» **Written problem**
Filter this data down to the lines that hold "Average", and copy them.

----

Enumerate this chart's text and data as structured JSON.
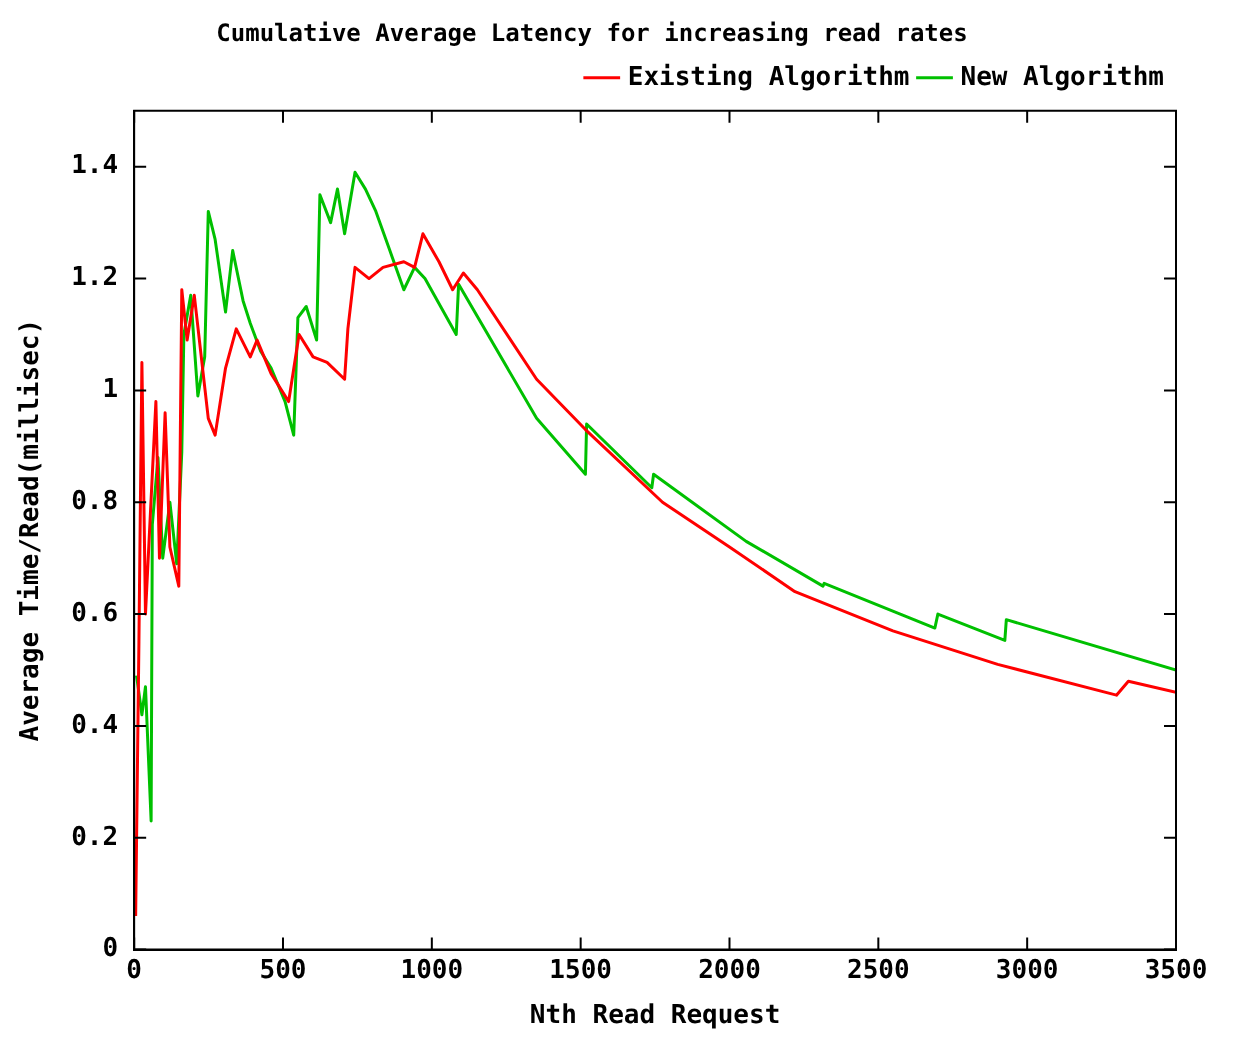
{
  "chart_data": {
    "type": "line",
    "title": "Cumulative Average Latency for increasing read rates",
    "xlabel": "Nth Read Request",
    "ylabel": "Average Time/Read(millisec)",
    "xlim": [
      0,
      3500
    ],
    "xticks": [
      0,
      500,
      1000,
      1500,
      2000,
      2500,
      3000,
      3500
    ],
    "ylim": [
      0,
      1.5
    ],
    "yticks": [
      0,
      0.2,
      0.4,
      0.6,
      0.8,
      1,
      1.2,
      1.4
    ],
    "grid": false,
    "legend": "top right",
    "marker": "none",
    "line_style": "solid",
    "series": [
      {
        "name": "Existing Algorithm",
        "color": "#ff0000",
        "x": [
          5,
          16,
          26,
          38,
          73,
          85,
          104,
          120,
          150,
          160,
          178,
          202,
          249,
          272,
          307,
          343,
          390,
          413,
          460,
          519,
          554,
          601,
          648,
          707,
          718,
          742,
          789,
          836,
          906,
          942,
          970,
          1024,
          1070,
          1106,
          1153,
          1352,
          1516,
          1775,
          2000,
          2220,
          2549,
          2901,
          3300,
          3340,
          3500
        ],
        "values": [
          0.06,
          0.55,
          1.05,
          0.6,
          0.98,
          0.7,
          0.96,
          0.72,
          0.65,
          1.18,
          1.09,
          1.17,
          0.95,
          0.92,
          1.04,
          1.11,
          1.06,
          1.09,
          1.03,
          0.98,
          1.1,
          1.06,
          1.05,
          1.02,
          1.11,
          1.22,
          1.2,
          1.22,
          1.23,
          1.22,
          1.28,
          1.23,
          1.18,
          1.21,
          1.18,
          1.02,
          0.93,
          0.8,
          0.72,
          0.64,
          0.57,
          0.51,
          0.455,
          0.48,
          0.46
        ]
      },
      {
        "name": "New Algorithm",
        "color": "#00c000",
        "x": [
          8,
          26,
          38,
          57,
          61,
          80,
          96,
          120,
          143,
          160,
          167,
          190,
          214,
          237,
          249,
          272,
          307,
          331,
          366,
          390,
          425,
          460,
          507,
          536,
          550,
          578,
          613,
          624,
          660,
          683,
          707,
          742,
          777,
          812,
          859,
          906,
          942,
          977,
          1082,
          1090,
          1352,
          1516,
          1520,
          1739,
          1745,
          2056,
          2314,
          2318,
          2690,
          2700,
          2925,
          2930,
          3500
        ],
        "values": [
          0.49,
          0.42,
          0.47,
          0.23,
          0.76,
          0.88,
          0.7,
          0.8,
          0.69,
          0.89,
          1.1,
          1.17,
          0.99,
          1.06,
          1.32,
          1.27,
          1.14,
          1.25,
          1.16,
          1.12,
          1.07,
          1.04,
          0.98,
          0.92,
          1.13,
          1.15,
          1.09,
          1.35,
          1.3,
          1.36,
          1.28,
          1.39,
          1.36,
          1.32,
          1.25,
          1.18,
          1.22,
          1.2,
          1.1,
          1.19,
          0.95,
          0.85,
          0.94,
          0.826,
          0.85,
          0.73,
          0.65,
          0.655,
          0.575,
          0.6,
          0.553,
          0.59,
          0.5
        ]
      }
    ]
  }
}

----

» **Exercise solution**
    "title": "Cumulative Average Latency for increasing read rates",
    "ylabel": "Average Time/Read(millisec)",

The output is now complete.